_Aim of the exercise:_ Copy out all lines where "Wybierz" appears.

Data excerpts
▬▬▬▬▬▬

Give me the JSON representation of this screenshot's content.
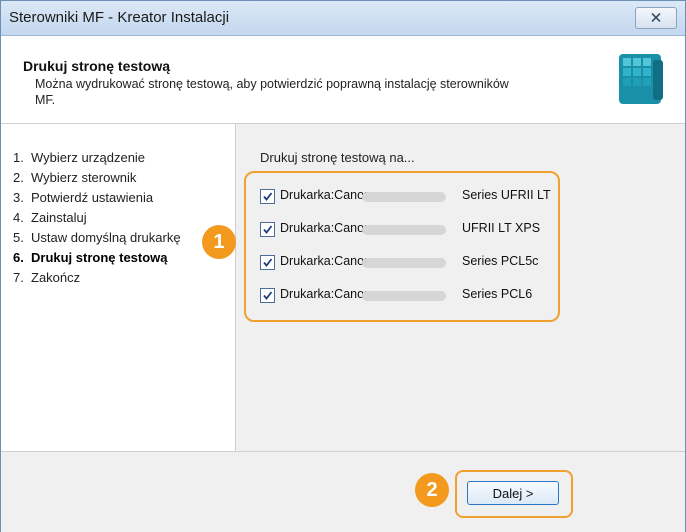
{
  "window": {
    "title": "Sterowniki MF - Kreator Instalacji"
  },
  "header": {
    "title": "Drukuj stronę testową",
    "description": "Można wydrukować stronę testową, aby potwierdzić poprawną instalację sterowników MF."
  },
  "steps": [
    {
      "num": "1.",
      "label": "Wybierz urządzenie"
    },
    {
      "num": "2.",
      "label": "Wybierz sterownik"
    },
    {
      "num": "3.",
      "label": "Potwierdź ustawienia"
    },
    {
      "num": "4.",
      "label": "Zainstaluj"
    },
    {
      "num": "5.",
      "label": "Ustaw domyślną drukarkę"
    },
    {
      "num": "6.",
      "label": "Drukuj stronę testową",
      "active": true
    },
    {
      "num": "7.",
      "label": "Zakończ"
    }
  ],
  "content": {
    "prompt": "Drukuj stronę testową na...",
    "printers": [
      {
        "name": "Drukarka:Canon",
        "series": "Series UFRII LT",
        "checked": true
      },
      {
        "name": "Drukarka:Canon",
        "series": "UFRII LT XPS",
        "checked": true
      },
      {
        "name": "Drukarka:Canon",
        "series": "Series PCL5c",
        "checked": true
      },
      {
        "name": "Drukarka:Canon",
        "series": "Series PCL6",
        "checked": true
      }
    ]
  },
  "footer": {
    "next_label": "Dalej >"
  },
  "callouts": {
    "one": "1",
    "two": "2"
  },
  "colors": {
    "accent": "#f39a1e",
    "highlight_border": "#f0a030",
    "titlebar": "#c3d7ee"
  },
  "icons": {
    "close": "close-icon",
    "header": "canon-installer-icon",
    "check": "check-icon"
  }
}
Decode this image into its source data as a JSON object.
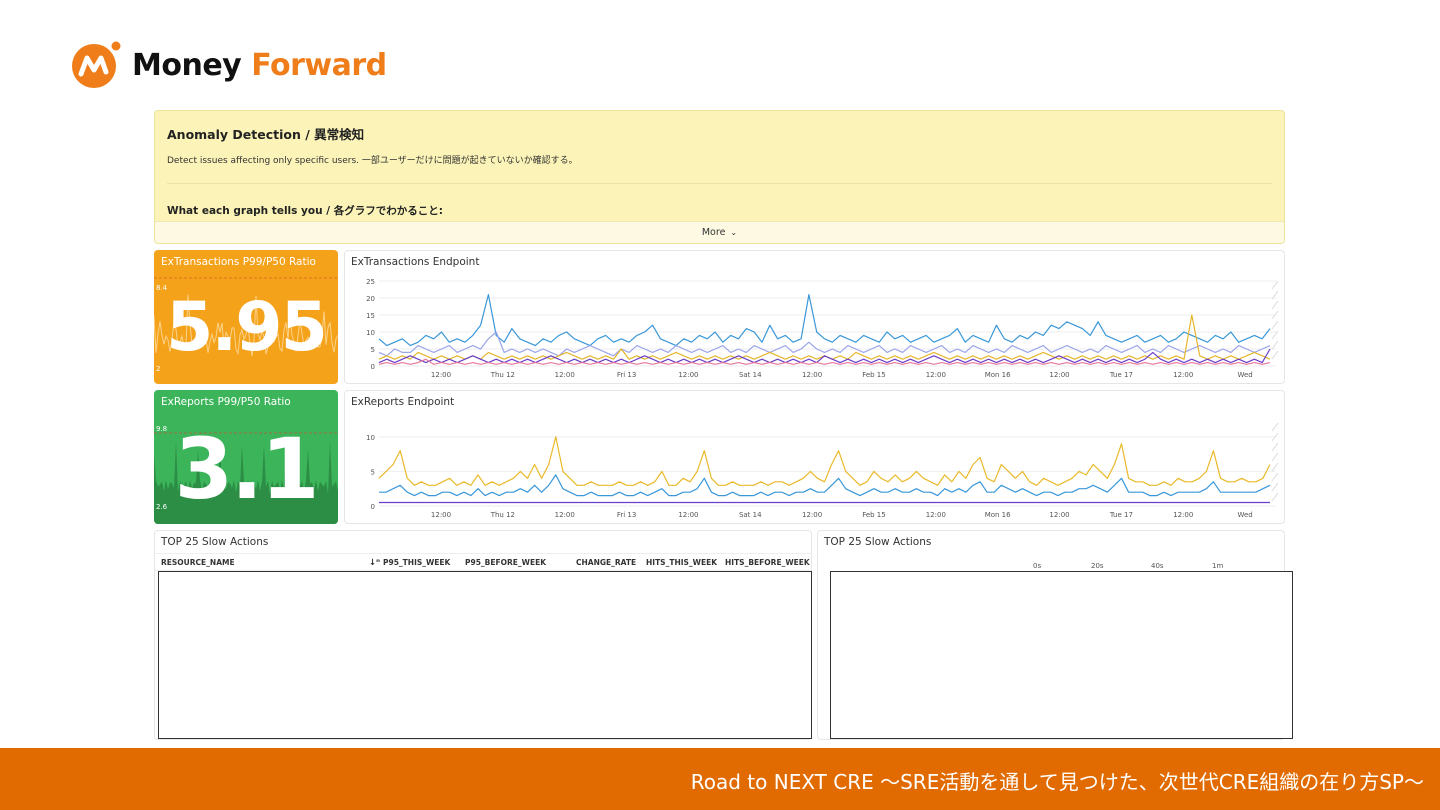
{
  "logo": {
    "word1": "Money",
    "word2": "Forward",
    "icon": "money-forward-logo-icon"
  },
  "note": {
    "title": "Anomaly Detection / 異常検知",
    "description": "Detect issues affecting only specific users. 一部ユーザーだけに問題が起きていないか確認する。",
    "subtitle": "What each graph tells you / 各グラフでわかること:",
    "more_label": "More"
  },
  "colors": {
    "orange_widget": "#f5a21b",
    "green_widget": "#3cb55a",
    "footer": "#e16b00",
    "note_bg": "#fbf3b7"
  },
  "widgets": {
    "qv_transactions": {
      "title": "ExTransactions P99/P50 Ratio",
      "value": "5.95",
      "max_tick": "8.4",
      "min_tick": "2"
    },
    "qv_reports": {
      "title": "ExReports P99/P50 Ratio",
      "value": "3.1",
      "max_tick": "9.8",
      "min_tick": "2.6"
    },
    "ts_transactions": {
      "title": "ExTransactions Endpoint"
    },
    "ts_reports": {
      "title": "ExReports Endpoint"
    },
    "table_left": {
      "title": "TOP 25 Slow Actions",
      "columns": [
        "RESOURCE_NAME",
        "P95_THIS_WEEK",
        "P95_BEFORE_WEEK",
        "CHANGE_RATE",
        "HITS_THIS_WEEK",
        "HITS_BEFORE_WEEK"
      ]
    },
    "table_right": {
      "title": "TOP 25 Slow Actions",
      "axis": [
        "0s",
        "20s",
        "40s",
        "1m"
      ]
    }
  },
  "chart_data": [
    {
      "type": "line",
      "x_ticks": [
        "12:00",
        "Thu 12",
        "12:00",
        "Fri 13",
        "12:00",
        "Sat 14",
        "12:00",
        "Feb 15",
        "12:00",
        "Mon 16",
        "12:00",
        "Tue 17",
        "12:00",
        "Wed"
      ],
      "y_ticks": [
        "25",
        "20",
        "15",
        "10",
        "5",
        "0"
      ],
      "ylim": [
        0,
        25
      ],
      "series": [
        {
          "color": "#3a97d8",
          "values": [
            8,
            6,
            7,
            8,
            6,
            7,
            9,
            8,
            10,
            7,
            8,
            7,
            9,
            12,
            21,
            9,
            7,
            11,
            8,
            7,
            6,
            8,
            7,
            9,
            10,
            8,
            7,
            6,
            8,
            9,
            7,
            8,
            7,
            9,
            10,
            12,
            8,
            7,
            6,
            8,
            7,
            9,
            8,
            10,
            7,
            9,
            8,
            11,
            10,
            7,
            12,
            8,
            9,
            7,
            8,
            21,
            10,
            8,
            7,
            9,
            8,
            7,
            9,
            8,
            7,
            10,
            8,
            9,
            7,
            8,
            9,
            7,
            8,
            9,
            11,
            7,
            9,
            8,
            7,
            12,
            8,
            7,
            9,
            8,
            10,
            9,
            12,
            11,
            13,
            12,
            11,
            9,
            13,
            9,
            8,
            7,
            8,
            9,
            7,
            8,
            9,
            7,
            8,
            10,
            9,
            8,
            7,
            9,
            8,
            10,
            7,
            8,
            9,
            8,
            11
          ]
        },
        {
          "color": "#9aa4e8",
          "values": [
            4,
            3,
            5,
            4,
            4,
            6,
            5,
            4,
            5,
            6,
            4,
            5,
            6,
            5,
            8,
            10,
            4,
            5,
            4,
            5,
            4,
            5,
            4,
            3,
            5,
            4,
            5,
            6,
            5,
            4,
            3,
            5,
            4,
            6,
            5,
            4,
            5,
            4,
            6,
            5,
            4,
            5,
            4,
            5,
            6,
            4,
            5,
            4,
            6,
            5,
            4,
            5,
            6,
            4,
            5,
            7,
            5,
            4,
            5,
            4,
            6,
            5,
            4,
            5,
            6,
            4,
            5,
            4,
            6,
            5,
            4,
            5,
            6,
            4,
            5,
            4,
            6,
            5,
            4,
            5,
            4,
            6,
            5,
            4,
            5,
            6,
            4,
            5,
            6,
            5,
            4,
            5,
            4,
            6,
            5,
            4,
            5,
            6,
            4,
            5,
            4,
            6,
            5,
            4,
            5,
            6,
            5,
            4,
            5,
            4,
            6,
            5,
            4,
            5,
            6
          ]
        },
        {
          "color": "#e6b62c",
          "values": [
            2,
            3,
            2,
            3,
            2,
            4,
            3,
            2,
            3,
            2,
            3,
            2,
            3,
            2,
            4,
            3,
            2,
            3,
            2,
            3,
            2,
            3,
            2,
            3,
            4,
            3,
            2,
            3,
            2,
            3,
            2,
            5,
            2,
            3,
            2,
            3,
            2,
            3,
            4,
            3,
            2,
            3,
            2,
            3,
            2,
            3,
            2,
            3,
            2,
            3,
            4,
            3,
            2,
            3,
            2,
            3,
            2,
            3,
            2,
            3,
            2,
            4,
            3,
            2,
            3,
            2,
            3,
            2,
            3,
            2,
            3,
            4,
            3,
            2,
            3,
            2,
            3,
            2,
            3,
            2,
            3,
            2,
            3,
            2,
            3,
            4,
            3,
            2,
            3,
            2,
            3,
            2,
            3,
            2,
            3,
            2,
            3,
            2,
            3,
            2,
            3,
            2,
            3,
            2,
            15,
            3,
            2,
            3,
            2,
            3,
            2,
            3,
            4,
            3,
            2
          ]
        },
        {
          "color": "#6b3fc9",
          "values": [
            1,
            2,
            1,
            2,
            3,
            2,
            1,
            2,
            1,
            2,
            1,
            2,
            3,
            2,
            1,
            2,
            1,
            2,
            1,
            2,
            1,
            2,
            3,
            2,
            1,
            2,
            1,
            2,
            1,
            2,
            1,
            2,
            1,
            2,
            3,
            2,
            1,
            2,
            1,
            2,
            1,
            2,
            1,
            2,
            1,
            2,
            3,
            2,
            1,
            2,
            1,
            2,
            1,
            2,
            1,
            2,
            1,
            3,
            2,
            1,
            2,
            1,
            2,
            1,
            2,
            1,
            2,
            1,
            2,
            1,
            2,
            3,
            2,
            1,
            2,
            1,
            2,
            1,
            2,
            1,
            2,
            1,
            2,
            1,
            2,
            1,
            2,
            3,
            2,
            1,
            2,
            1,
            2,
            1,
            2,
            1,
            2,
            1,
            2,
            4,
            2,
            1,
            2,
            1,
            2,
            1,
            2,
            1,
            2,
            1,
            2,
            1,
            2,
            1,
            5
          ]
        },
        {
          "color": "#e8799c",
          "values": [
            0.5,
            1,
            0.5,
            1,
            0.5,
            1,
            2,
            0.5,
            1,
            0.5,
            1,
            0.5,
            1,
            0.5,
            1,
            0.5,
            1,
            0.5,
            1,
            0.5,
            1,
            0.5,
            1,
            0.5,
            1,
            0.5,
            1,
            0.5,
            1,
            0.5,
            1,
            0.5,
            1,
            0.5,
            1,
            0.5,
            1,
            0.5,
            1,
            0.5,
            1,
            0.5,
            1,
            0.5,
            1,
            0.5,
            1,
            0.5,
            1,
            0.5,
            1,
            0.5,
            1,
            0.5,
            1,
            0.5,
            1,
            0.5,
            1,
            0.5,
            1,
            0.5,
            1,
            0.5,
            1,
            0.5,
            1,
            0.5,
            1,
            0.5,
            1,
            0.5,
            1,
            0.5,
            1,
            0.5,
            1,
            0.5,
            1,
            0.5,
            1,
            0.5,
            1,
            0.5,
            1,
            0.5,
            1,
            0.5,
            1,
            0.5,
            1,
            0.5,
            1,
            0.5,
            1,
            0.5,
            1,
            0.5,
            1,
            0.5,
            1,
            0.5,
            1,
            0.5,
            1,
            0.5,
            1,
            0.5,
            1,
            0.5,
            1,
            0.5,
            1,
            0.5,
            1
          ]
        }
      ]
    },
    {
      "type": "line",
      "x_ticks": [
        "12:00",
        "Thu 12",
        "12:00",
        "Fri 13",
        "12:00",
        "Sat 14",
        "12:00",
        "Feb 15",
        "12:00",
        "Mon 16",
        "12:00",
        "Tue 17",
        "12:00",
        "Wed"
      ],
      "y_ticks": [
        "10",
        "5",
        "0"
      ],
      "ylim": [
        0,
        12
      ],
      "series": [
        {
          "color": "#eab92a",
          "values": [
            4,
            5,
            6,
            8,
            4,
            3,
            3.5,
            3,
            3,
            3.5,
            4,
            3,
            3.5,
            3,
            4.5,
            3,
            3.5,
            3,
            3.5,
            4,
            5,
            4,
            6,
            4,
            6,
            10,
            5,
            4,
            3,
            3,
            3.5,
            3,
            3,
            3,
            3.5,
            3,
            3,
            3.5,
            3,
            3.5,
            5,
            3,
            3,
            4,
            3.5,
            5,
            8,
            4,
            3,
            3,
            3.5,
            3,
            3,
            3,
            3.5,
            3,
            3.5,
            3.5,
            3,
            3.5,
            4,
            5,
            4,
            3.5,
            6,
            8,
            5,
            4,
            3,
            3.5,
            5,
            4,
            3.5,
            4.5,
            3.5,
            4,
            5,
            4,
            3.5,
            3,
            4.5,
            3.5,
            5,
            4,
            6,
            7,
            4,
            3.5,
            6,
            5,
            4,
            5,
            3.5,
            3,
            4,
            3.5,
            3,
            3.5,
            4,
            5,
            4.5,
            6,
            5,
            4,
            6,
            9,
            4,
            3.5,
            3.5,
            3,
            3,
            3.5,
            3,
            4,
            3.5,
            3.5,
            4,
            5,
            8,
            4,
            3.5,
            3.5,
            4,
            3.5,
            3.5,
            4,
            6
          ]
        },
        {
          "color": "#3a97d8",
          "values": [
            2,
            2,
            2.5,
            3,
            2,
            1.5,
            2,
            1.5,
            1.5,
            2,
            2,
            1.5,
            2,
            1.5,
            2.5,
            1.5,
            2,
            1.5,
            2,
            2,
            2.5,
            2,
            3,
            2,
            3,
            4.5,
            2.5,
            2,
            1.5,
            1.5,
            2,
            1.5,
            1.5,
            1.5,
            2,
            1.5,
            1.5,
            2,
            1.5,
            2,
            2.5,
            1.5,
            1.5,
            2,
            2,
            2.5,
            4,
            2,
            1.5,
            1.5,
            2,
            1.5,
            1.5,
            1.5,
            2,
            1.5,
            2,
            2,
            1.5,
            2,
            2,
            2.5,
            2,
            2,
            3,
            4,
            2.5,
            2,
            1.5,
            2,
            2.5,
            2,
            2,
            2.5,
            2,
            2,
            2.5,
            2,
            2,
            1.5,
            2.5,
            2,
            2.5,
            2,
            3,
            3.5,
            2,
            2,
            3,
            2.5,
            2,
            2.5,
            2,
            1.5,
            2,
            2,
            1.5,
            2,
            2,
            2.5,
            2.5,
            3,
            2.5,
            2,
            3,
            4,
            2,
            2,
            2,
            1.5,
            1.5,
            2,
            1.5,
            2,
            2,
            2,
            2,
            2.5,
            3.5,
            2,
            2,
            2,
            2,
            2,
            2,
            2.5,
            3
          ]
        },
        {
          "color": "#6b3fc9",
          "values": [
            0.5,
            0.5,
            0.5,
            0.5,
            0.5,
            0.5,
            0.5,
            0.5,
            0.5,
            0.5,
            0.5,
            0.5,
            0.5,
            0.5,
            0.5,
            0.5,
            0.5,
            0.5,
            0.5,
            0.5,
            0.5,
            0.5,
            0.5,
            0.5,
            0.5,
            0.5,
            0.5,
            0.5,
            0.5,
            0.5,
            0.5,
            0.5,
            0.5,
            0.5,
            0.5,
            0.5,
            0.5,
            0.5,
            0.5,
            0.5,
            0.5,
            0.5,
            0.5,
            0.5,
            0.5,
            0.5,
            0.5,
            0.5,
            0.5,
            0.5,
            0.5,
            0.5,
            0.5,
            0.5,
            0.5,
            0.5,
            0.5,
            0.5,
            0.5,
            0.5,
            0.5,
            0.5,
            0.5,
            0.5,
            0.5,
            0.5,
            0.5,
            0.5,
            0.5,
            0.5,
            0.5,
            0.5,
            0.5,
            0.5,
            0.5,
            0.5,
            0.5,
            0.5,
            0.5,
            0.5,
            0.5,
            0.5,
            0.5,
            0.5,
            0.5,
            0.5,
            0.5,
            0.5,
            0.5,
            0.5,
            0.5,
            0.5,
            0.5,
            0.5,
            0.5,
            0.5,
            0.5,
            0.5,
            0.5,
            0.5,
            0.5,
            0.5,
            0.5,
            0.5,
            0.5,
            0.5,
            0.5,
            0.5,
            0.5,
            0.5,
            0.5,
            0.5,
            0.5,
            0.5,
            0.5,
            0.5,
            0.5,
            0.5,
            0.5,
            0.5,
            0.5,
            0.5,
            0.5,
            0.5,
            0.5
          ]
        }
      ]
    }
  ],
  "footer": {
    "text": "Road to NEXT CRE ～SRE活動を通して見つけた、次世代CRE組織の在り方SP～"
  }
}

▬▬▬▬▬▬

_Result of this exercise:_
      "label": "Wybierz urządzenie"
      "label": "Wybierz sterownik"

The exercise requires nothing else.